▼

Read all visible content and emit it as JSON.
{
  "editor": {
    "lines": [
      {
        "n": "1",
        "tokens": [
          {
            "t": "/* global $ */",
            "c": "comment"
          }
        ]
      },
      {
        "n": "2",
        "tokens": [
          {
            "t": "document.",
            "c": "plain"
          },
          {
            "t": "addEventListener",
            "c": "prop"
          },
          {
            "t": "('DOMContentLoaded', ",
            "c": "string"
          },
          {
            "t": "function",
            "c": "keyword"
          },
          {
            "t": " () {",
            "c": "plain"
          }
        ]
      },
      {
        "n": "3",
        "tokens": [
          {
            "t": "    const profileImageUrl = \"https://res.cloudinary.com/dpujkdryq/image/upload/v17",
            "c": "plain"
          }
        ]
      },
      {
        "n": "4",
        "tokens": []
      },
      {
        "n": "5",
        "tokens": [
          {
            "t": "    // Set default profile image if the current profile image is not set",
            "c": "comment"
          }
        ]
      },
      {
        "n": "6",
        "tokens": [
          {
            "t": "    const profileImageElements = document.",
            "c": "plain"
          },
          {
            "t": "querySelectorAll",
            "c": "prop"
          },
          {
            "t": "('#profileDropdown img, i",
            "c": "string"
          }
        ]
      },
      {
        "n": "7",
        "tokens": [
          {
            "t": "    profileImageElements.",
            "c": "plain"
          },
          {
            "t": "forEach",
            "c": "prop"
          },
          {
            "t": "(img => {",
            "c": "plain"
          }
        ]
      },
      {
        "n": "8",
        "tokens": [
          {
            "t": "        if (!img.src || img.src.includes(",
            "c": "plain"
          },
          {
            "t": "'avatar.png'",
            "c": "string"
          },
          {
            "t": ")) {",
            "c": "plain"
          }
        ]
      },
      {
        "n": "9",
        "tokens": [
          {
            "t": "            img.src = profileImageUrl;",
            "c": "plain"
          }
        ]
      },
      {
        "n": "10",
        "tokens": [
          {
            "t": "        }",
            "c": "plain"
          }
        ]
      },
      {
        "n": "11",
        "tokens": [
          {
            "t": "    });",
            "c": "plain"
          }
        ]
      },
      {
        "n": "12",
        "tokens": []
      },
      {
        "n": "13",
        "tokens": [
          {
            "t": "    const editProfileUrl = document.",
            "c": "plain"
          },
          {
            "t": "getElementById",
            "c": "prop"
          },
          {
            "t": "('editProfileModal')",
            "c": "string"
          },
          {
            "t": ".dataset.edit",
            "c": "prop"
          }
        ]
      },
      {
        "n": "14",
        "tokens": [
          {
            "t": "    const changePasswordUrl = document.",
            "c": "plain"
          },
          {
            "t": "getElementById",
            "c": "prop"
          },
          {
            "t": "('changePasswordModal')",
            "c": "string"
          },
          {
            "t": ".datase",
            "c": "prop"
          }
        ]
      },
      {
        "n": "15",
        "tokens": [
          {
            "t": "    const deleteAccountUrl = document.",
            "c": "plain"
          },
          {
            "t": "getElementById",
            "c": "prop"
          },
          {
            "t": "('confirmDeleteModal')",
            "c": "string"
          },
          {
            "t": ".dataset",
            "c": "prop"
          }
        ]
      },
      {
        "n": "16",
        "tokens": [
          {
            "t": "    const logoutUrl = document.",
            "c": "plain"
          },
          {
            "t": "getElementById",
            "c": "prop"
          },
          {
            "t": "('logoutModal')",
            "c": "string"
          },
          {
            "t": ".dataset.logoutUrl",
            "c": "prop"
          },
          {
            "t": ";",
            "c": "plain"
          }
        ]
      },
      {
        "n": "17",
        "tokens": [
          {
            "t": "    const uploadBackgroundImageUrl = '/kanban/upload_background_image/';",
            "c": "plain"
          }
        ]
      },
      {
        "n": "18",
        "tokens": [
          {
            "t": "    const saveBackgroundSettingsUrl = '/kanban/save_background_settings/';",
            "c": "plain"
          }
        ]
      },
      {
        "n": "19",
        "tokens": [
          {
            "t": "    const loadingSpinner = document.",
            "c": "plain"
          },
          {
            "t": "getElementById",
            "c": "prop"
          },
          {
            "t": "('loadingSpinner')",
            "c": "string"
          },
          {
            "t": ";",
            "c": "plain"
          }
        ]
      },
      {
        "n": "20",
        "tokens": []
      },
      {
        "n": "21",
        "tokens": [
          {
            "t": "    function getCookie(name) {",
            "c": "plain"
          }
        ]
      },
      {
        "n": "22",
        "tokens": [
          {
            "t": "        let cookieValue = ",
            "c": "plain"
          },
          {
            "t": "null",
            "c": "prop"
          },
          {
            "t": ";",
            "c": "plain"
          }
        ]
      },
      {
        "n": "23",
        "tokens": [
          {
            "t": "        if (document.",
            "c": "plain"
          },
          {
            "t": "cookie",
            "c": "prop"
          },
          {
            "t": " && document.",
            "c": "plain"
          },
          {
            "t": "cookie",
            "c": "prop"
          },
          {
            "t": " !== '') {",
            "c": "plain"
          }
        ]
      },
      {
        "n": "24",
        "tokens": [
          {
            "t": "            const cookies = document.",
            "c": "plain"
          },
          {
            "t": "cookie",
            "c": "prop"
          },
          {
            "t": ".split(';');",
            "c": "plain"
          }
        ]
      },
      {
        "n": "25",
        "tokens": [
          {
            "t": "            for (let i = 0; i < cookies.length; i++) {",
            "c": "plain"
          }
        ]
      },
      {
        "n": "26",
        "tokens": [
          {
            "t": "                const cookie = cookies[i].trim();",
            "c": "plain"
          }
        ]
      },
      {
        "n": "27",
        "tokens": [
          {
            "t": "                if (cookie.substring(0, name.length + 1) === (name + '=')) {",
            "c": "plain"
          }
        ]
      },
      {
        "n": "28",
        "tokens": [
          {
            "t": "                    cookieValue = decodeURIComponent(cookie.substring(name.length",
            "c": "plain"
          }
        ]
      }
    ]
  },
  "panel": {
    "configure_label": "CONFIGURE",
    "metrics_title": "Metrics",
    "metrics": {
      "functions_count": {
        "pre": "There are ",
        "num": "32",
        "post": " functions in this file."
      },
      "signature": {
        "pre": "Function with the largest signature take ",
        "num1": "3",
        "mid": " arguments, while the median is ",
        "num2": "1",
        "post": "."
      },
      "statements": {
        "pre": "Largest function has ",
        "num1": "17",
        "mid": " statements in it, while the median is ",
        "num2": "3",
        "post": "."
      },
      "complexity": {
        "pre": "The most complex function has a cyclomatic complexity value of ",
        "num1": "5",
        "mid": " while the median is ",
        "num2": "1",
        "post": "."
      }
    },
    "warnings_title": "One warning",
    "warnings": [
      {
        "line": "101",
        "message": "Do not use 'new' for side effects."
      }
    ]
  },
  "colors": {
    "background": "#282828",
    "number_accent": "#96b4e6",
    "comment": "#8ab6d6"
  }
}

▲

Exercise → Report each line of the material above where the word "median" appears.

Correct answer →
        "mid": " arguments, while the median is ",
        "mid": " statements in it, while the median is ",
        "mid": " while the median is ",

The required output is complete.